WORK TO COMPLETE =
Find every line of the listing below where "dove" appears, and copy it.

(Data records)
· · · · · · ·

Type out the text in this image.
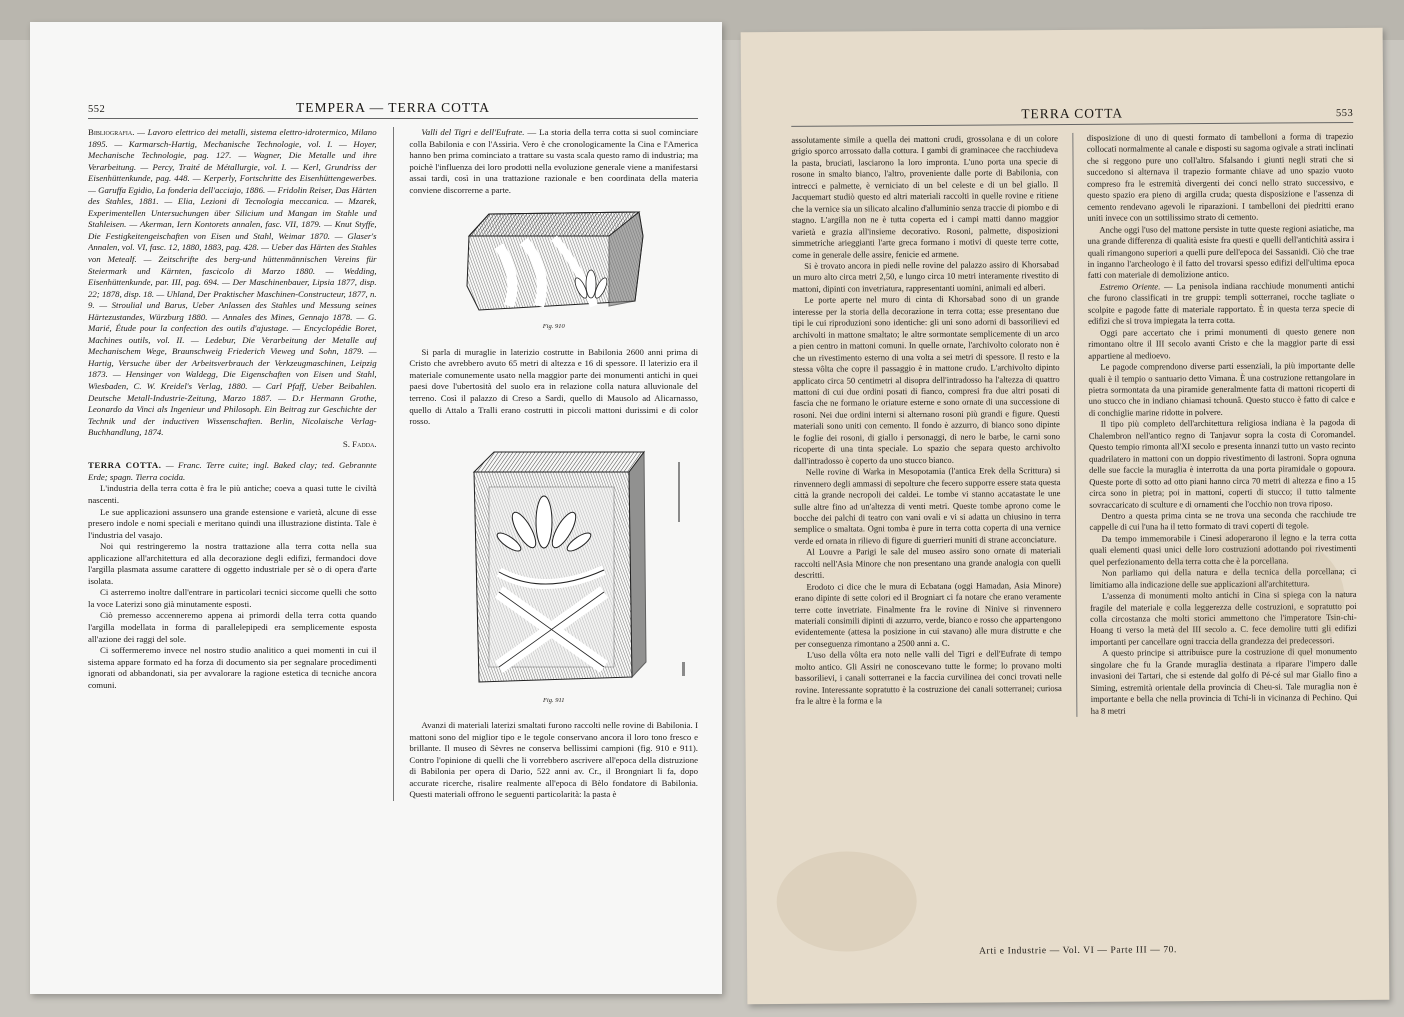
552	TEMPERA — TERRA COTTA

Bibliografia. — Lavoro elettrico dei metalli, sistema elettro-idrotermico, Milano 1895. — Karmarsch-Hartig, Mechanische Technologie, vol. I. — Hoyer, Mechanische Technologie, pag. 127. — Wagner, Die Metalle und ihre Verarbeitung. — Percy, Traité de Métallurgie, vol. I. — Kerl, Grundriss der Eisenhüttenkunde, pag. 448. — Kerperly, Fortschritte des Eisenhüttengewerbes. — Garuffa Egidio, La fonderia dell'acciajo, 1886. — Fridolin Reiser, Das Härten des Stahles, 1881. — Elia, Lezioni di Tecnologia meccanica. — Mzarek, Experimentellen Untersuchungen über Silicium und Mangan im Stahle und Stahleisen. — Akerman, Iern Kontorets annalen, fasc. VII, 1879. — Knut Styffe, Die Festigkeitengeischaften von Eisen und Stahl, Weimar 1870. — Glaser's Annalen, vol. VI, fasc. 12, 1880, 1883, pag. 428. — Ueber das Härten des Stahles von Metealf. — Zeitschrifte des berg-und hüttenmännischen Vereins für Steiermark und Kärnten, fascicolo di Marzo 1880. — Wedding, Eisenhüttenkunde, par. III, pag. 694. — Der Maschinenbauer, Lipsia 1877, disp. 22; 1878, disp. 18. — Uhland, Der Praktischer Maschinen-Constructeur, 1877, n. 9. — Stroulial und Barus, Ueber Anlassen des Stahles und Messung seines Härtezustandes, Würzburg 1880. — Annales des Mines, Gennajo 1878. — G. Marié, Étude pour la confection des outils d'ajustage. — Encyclopédie Boret, Machines outils, vol. II. — Ledebur, Die Verarbeitung der Metalle auf Mechanischem Wege, Braunschweig Friederich Vieweg und Sohn, 1879. — Hartig, Versuche über der Arbeitsverbrauch der Verkzeugmaschinen, Leipzig 1873. — Hensinger von Waldegg, Die Eigenschaften von Eisen und Stahl, Wiesbaden, C. W. Kreidel's Verlag, 1880. — Carl Pfaff, Ueber Beibahlen. Deutsche Metall-Industrie-Zeitung, Marzo 1887. — D.r Hermann Grothe, Leonardo da Vinci als Ingenieur und Philosoph. Ein Beitrag zur Geschichte der Technik und der inductiven Wissenschaften. Berlin, Nicolaische Verlag-Buchhandlung, 1874.

S. Fadda.

TERRA COTTA. — Franc. Terre cuite; ingl. Baked clay; ted. Gebrannte Erde; spagn. Tierra cocida.

L'industria della terra cotta è fra le più antiche; coeva a quasi tutte le civiltà nascenti.

Le sue applicazioni assunsero una grande estensione e varietà, alcune di esse presero indole e nomi speciali e meritano quindi una illustrazione distinta. Tale è l'industria del vasajo.

Noi qui restringeremo la nostra trattazione alla terra cotta nella sua applicazione all'architettura ed alla decorazione degli edifizi, fermandoci dove l'argilla plasmata assume carattere di oggetto industriale per sè o di opera d'arte isolata.

Ci asterremo inoltre dall'entrare in particolari tecnici siccome quelli che sotto la voce Laterizi sono già minutamente esposti.

Ciò premesso accenneremo appena ai primordi della terra cotta quando l'argilla modellata in forma di parallelepipedi era semplicemente esposta all'azione dei raggi del sole.

Ci soffermeremo invece nel nostro studio analitico a quei momenti in cui il sistema appare formato ed ha forza di documento sia per segnalare procedimenti ignorati od abbandonati, sia per avvalorare la ragione estetica di tecniche ancora comuni.

Valli del Tigri e dell'Eufrate. — La storia della terra cotta si suol cominciare colla Babilonia e con l'Assiria. Vero è che cronologicamente la Cina e l'America hanno ben prima cominciato a trattare su vasta scala questo ramo di industria; ma poichè l'influenza dei loro prodotti nella evoluzione generale viene a manifestarsi assai tardi, così in una trattazione razionale e ben coordinata della materia conviene discorrerne a parte.

Fig. 910

Si parla di muraglie in laterizio costrutte in Babilonia 2600 anni prima di Cristo che avrebbero avuto 65 metri di altezza e 16 di spessore. Il laterizio era il materiale comunemente usato nella maggior parte dei monumenti antichi in quei paesi dove l'ubertosità del suolo era in relazione colla natura alluvionale del terreno. Così il palazzo di Creso a Sardi, quello di Mausolo ad Alicarnasso, quello di Attalo a Tralli erano costrutti in piccoli mattoni durissimi e di color rosso.

Fig. 911

Avanzi di materiali laterizi smaltati furono raccolti nelle rovine di Babilonia. I mattoni sono del miglior tipo e le tegole conservano ancora il loro tono fresco e brillante. Il museo di Sèvres ne conserva bellissimi campioni (fig. 910 e 911). Contro l'opinione di quelli che li vorrebbero ascrivere all'epoca della distruzione di Babilonia per opera di Dario, 522 anni av. Cr., il Brongniart li fa, dopo accurate ricerche, risalire realmente all'epoca di Bèlo fondatore di Babilonia. Questi materiali offrono le seguenti particolarità: la pasta è

TERRA COTTA	553

assolutamente simile a quella dei mattoni crudi, grossolana e di un colore grigio sporco arrossato dalla cottura. I gambi di graminacee che racchiudeva la pasta, bruciati, lasciarono la loro impronta. L'uno porta una specie di rosone in smalto bianco, l'altro, proveniente dalle porte di Babilonia, con intrecci e palmette, è verniciato di un bel celeste e di un bel giallo. Il Jacquemart studiò questo ed altri materiali raccolti in quelle rovine e ritiene che la vernice sia un silicato alcalino d'alluminio senza traccie di piombo e di stagno. L'argilla non ne è tutta coperta ed i campi matti danno maggior varietà e grazia all'insieme decorativo. Rosoni, palmette, disposizioni simmetriche arieggianti l'arte greca formano i motivi di queste terre cotte, come in generale delle assire, fenicie ed armene.

Si è trovato ancora in piedi nelle rovine del palazzo assiro di Khorsabad un muro alto circa metri 2,50, e lungo circa 10 metri interamente rivestito di mattoni, dipinti con invetriatura, rappresentanti uomini, animali ed alberi.

Le porte aperte nel muro di cinta di Khorsabad sono di un grande interesse per la storia della decorazione in terra cotta; esse presentano due tipi le cui riproduzioni sono identiche: gli uni sono adorni di bassorilievi ed archivolti in mattone smaltato; le altre sormontate semplicemente di un arco a pien centro in mattoni comuni. In quelle ornate, l'archivolto colorato non è che un rivestimento esterno di una volta a sei metri di spessore. Il resto e la stessa vôlta che copre il passaggio è in mattone crudo. L'archivolto dipinto applicato circa 50 centimetri al disopra dell'intradosso ha l'altezza di quattro mattoni di cui due ordini posati di fianco, compresi fra due altri posati di fascia che ne formano le oriature esterne e sono ornate di una successione di rosoni. Nei due ordini interni si alternano rosoni più grandi e figure. Questi materiali sono uniti con cemento. Il fondo è azzurro, di bianco sono dipinte le foglie dei rosoni, di giallo i personaggi, di nero le barbe, le carni sono ricoperte di una tinta speciale. Lo spazio che separa questo archivolto dall'intradosso è coperto da uno stucco bianco.

Nelle rovine di Warka in Mesopotamia (l'antica Erek della Scrittura) si rinvennero degli ammassi di sepolture che fecero supporre essere stata questa città la grande necropoli dei caldei. Le tombe vi stanno accatastate le une sulle altre fino ad un'altezza di venti metri. Queste tombe aprono come le bocche dei palchi di teatro con vani ovali e vi si adatta un chiusino in terra semplice o smaltata. Ogni tomba è pure in terra cotta coperta di una vernice verde ed ornata in rilievo di figure di guerrieri muniti di strane acconciature.

Al Louvre a Parigi le sale del museo assiro sono ornate di materiali raccolti nell'Asia Minore che non presentano una grande analogia con quelli descritti.

Erodoto ci dice che le mura di Ecbatana (oggi Hamadan, Asia Minore) erano dipinte di sette colori ed il Brogniart ci fa notare che erano veramente terre cotte invetriate. Finalmente fra le rovine di Ninive si rinvennero materiali consimili dipinti di azzurro, verde, bianco e rosso che appartengono evidentemente (attesa la posizione in cui stavano) alle mura distrutte e che per conseguenza rimontano a 2500 anni a. C.

L'uso della vôlta era noto nelle valli del Tigri e dell'Eufrate di tempo molto antico. Gli Assiri ne conoscevano tutte le forme; lo provano molti bassorilievi, i canali sotterranei e la faccia curvilinea dei conci trovati nelle rovine. Interessante sopratutto è la costruzione dei canali sotterranei; curiosa fra le altre è la forma e la

disposizione di uno di questi formato di tambelloni a forma di trapezio collocati normalmente al canale e disposti su sagoma ogivale a strati inclinati che si reggono pure uno coll'altro. Sfalsando i giunti negli strati che si succedono si alternava il trapezio formante chiave ad uno spazio vuoto compreso fra le estremità divergenti dei conci nello strato successivo, e questo spazio era pieno di argilla cruda; questa disposizione e l'assenza di cemento rendevano agevoli le riparazioni. I tambelloni dei piedritti erano uniti invece con un sottilissimo strato di cemento.

Anche oggi l'uso del mattone persiste in tutte queste regioni asiatiche, ma una grande differenza di qualità esiste fra questi e quelli dell'antichità assira i quali rimangono superiori a quelli pure dell'epoca dei Sassanidi. Ciò che trae in inganno l'archeologo è il fatto del trovarsi spesso edifizi dell'ultima epoca fatti con materiale di demolizione antico.

Estremo Oriente. — La penisola indiana racchiude monumenti antichi che furono classificati in tre gruppi: templi sotterranei, rocche tagliate o scolpite e pagode fatte di materiale rapportato. È in questa terza specie di edifizi che si trova impiegata la terra cotta.

Oggi pare accertato che i primi monumenti di questo genere non rimontano oltre il III secolo avanti Cristo e che la maggior parte di essi appartiene al medioevo.

Le pagode comprendono diverse parti essenziali, la più importante delle quali è il tempio o santuario detto Vimana. È una costruzione rettangolare in pietra sormontata da una piramide generalmente fatta di mattoni ricoperti di uno stucco che in indiano chiamasi tchounâ. Questo stucco è fatto di calce e di conchiglie marine ridotte in polvere.

Il tipo più completo dell'architettura religiosa indiana è la pagoda di Chalembron nell'antico regno di Tanjavur sopra la costa di Coromandel. Questo tempio rimonta all'XI secolo e presenta innanzi tutto un vasto recinto quadrilatero in mattoni con un doppio rivestimento di lastroni. Sopra ognuna delle sue faccie la muraglia è interrotta da una porta piramidale o gopoura. Queste porte di sotto ad otto piani hanno circa 70 metri di altezza e fino a 15 circa sono in pietra; poi in mattoni, coperti di stucco; il tutto talmente sovraccaricato di sculture e di ornamenti che l'occhio non trova riposo.

Dentro a questa prima cinta se ne trova una seconda che racchiude tre cappelle di cui l'una ha il tetto formato di travi coperti di tegole.

Da tempo immemorabile i Cinesi adoperarono il legno e la terra cotta quali elementi quasi unici delle loro costruzioni adottando poi rivestimenti quel perfezionamento della terra cotta che è la porcellana.

Non parliamo qui della natura e della tecnica della porcellana; ci limitiamo alla indicazione delle sue applicazioni all'architettura.

L'assenza di monumenti molto antichi in Cina si spiega con la natura fragile del materiale e colla leggerezza delle costruzioni, e sopratutto poi colla circostanza che molti storici ammettono che l'imperatore Tsin-chi-Hoang ti verso la metà del III secolo a. C. fece demolire tutti gli edifizi importanti per cancellare ogni traccia della grandezza dei predecessori.

A questo principe si attribuisce pure la costruzione di quel monumento singolare che fu la Grande muraglia destinata a riparare l'impero dalle invasioni dei Tartari, che si estende dal golfo di Pé-cé sul mar Giallo fino a Siming, estremità orientale della provincia di Cheu-si. Tale muraglia non è importante e bella che nella provincia di Tchi-li in vicinanza di Pechino. Qui ha 8 metri

Arti e Industrie — Vol. VI — Parte III — 70.
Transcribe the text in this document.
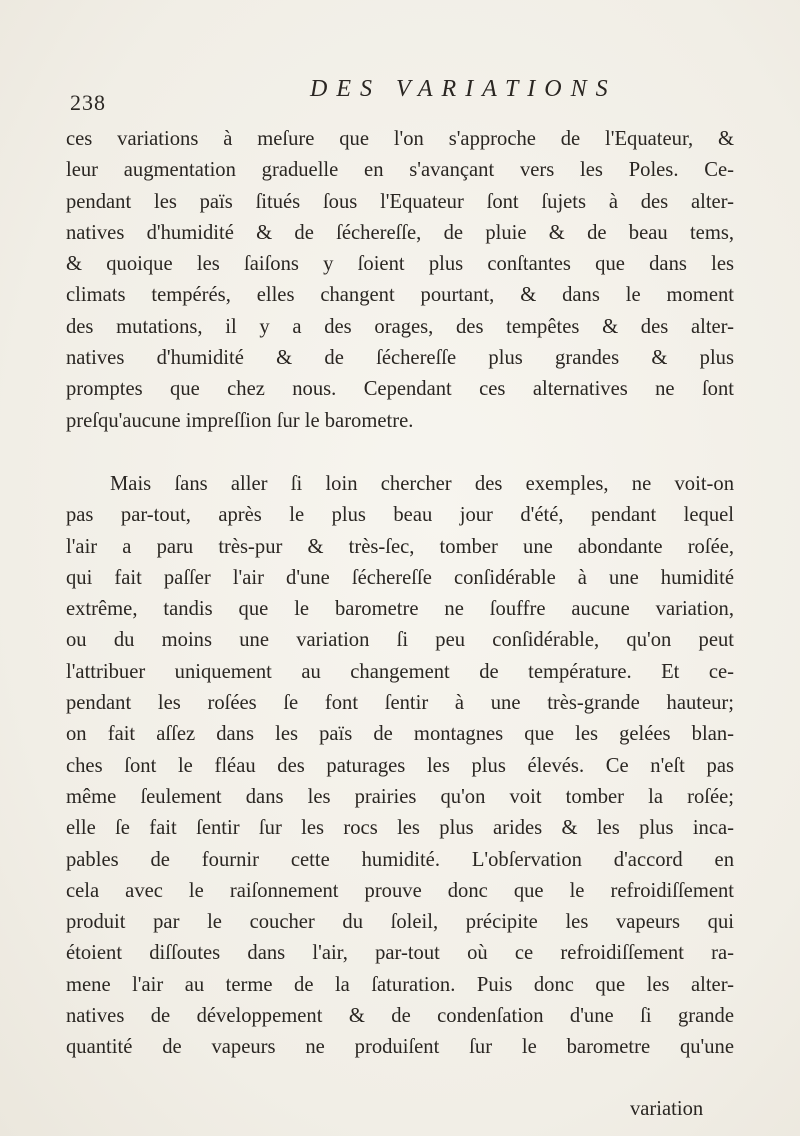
238
DES VARIATIONS
ces variations à meſure que l'on s'approche de l'Equateur, &
leur augmentation graduelle en s'avançant vers les Poles. Ce-
pendant les païs ſitués ſous l'Equateur ſont ſujets à des alter-
natives d'humidité & de ſéchereſſe, de pluie & de beau tems,
& quoique les ſaiſons y ſoient plus conſtantes que dans les
climats tempérés, elles changent pourtant, & dans le moment
des mutations, il y a des orages, des tempêtes & des alter-
natives d'humidité & de ſéchereſſe plus grandes & plus
promptes que chez nous. Cependant ces alternatives ne ſont
preſqu'aucune impreſſion ſur le barometre.
Mais ſans aller ſi loin chercher des exemples, ne voit-on
pas par-tout, après le plus beau jour d'été, pendant lequel
l'air a paru très-pur & très-ſec, tomber une abondante roſée,
qui fait paſſer l'air d'une ſéchereſſe conſidérable à une humidité
extrême, tandis que le barometre ne ſouffre aucune variation,
ou du moins une variation ſi peu conſidérable, qu'on peut
l'attribuer uniquement au changement de température. Et ce-
pendant les roſées ſe font ſentir à une très-grande hauteur;
on fait aſſez dans les païs de montagnes que les gelées blan-
ches ſont le fléau des paturages les plus élevés. Ce n'eſt pas
même ſeulement dans les prairies qu'on voit tomber la roſée;
elle ſe fait ſentir ſur les rocs les plus arides & les plus inca-
pables de fournir cette humidité. L'obſervation d'accord en
cela avec le raiſonnement prouve donc que le refroidiſſement
produit par le coucher du ſoleil, précipite les vapeurs qui
étoient diſſoutes dans l'air, par-tout où ce refroidiſſement ra-
mene l'air au terme de la ſaturation. Puis donc que les alter-
natives de développement & de condenſation d'une ſi grande
quantité de vapeurs ne produiſent ſur le barometre qu'une
variation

· · · · · · ·

WRITTEN RESPONSE =
Noi qui restringeremo la nostra trattazione alla terra cotta nella sua applicazione all'architettura ed alla decorazione degli edifizi, fermandoci dove l'argilla plasmata assume carattere di oggetto industriale per sè o di opera d'arte isolata.
Si parla di muraglie in laterizio costrutte in Babilonia 2600 anni prima di Cristo che avrebbero avuto 65 metri di altezza e 16 di spessore. Il laterizio era il materiale comunemente usato nella maggior parte dei monumenti antichi in quei paesi dove l'ubertosità del suolo era in relazione colla natura alluvionale del terreno. Così il palazzo di Creso a Sardi, quello di Mausolo ad Alicarnasso, quello di Attalo a Tralli erano costrutti in piccoli mattoni durissimi e di color rosso.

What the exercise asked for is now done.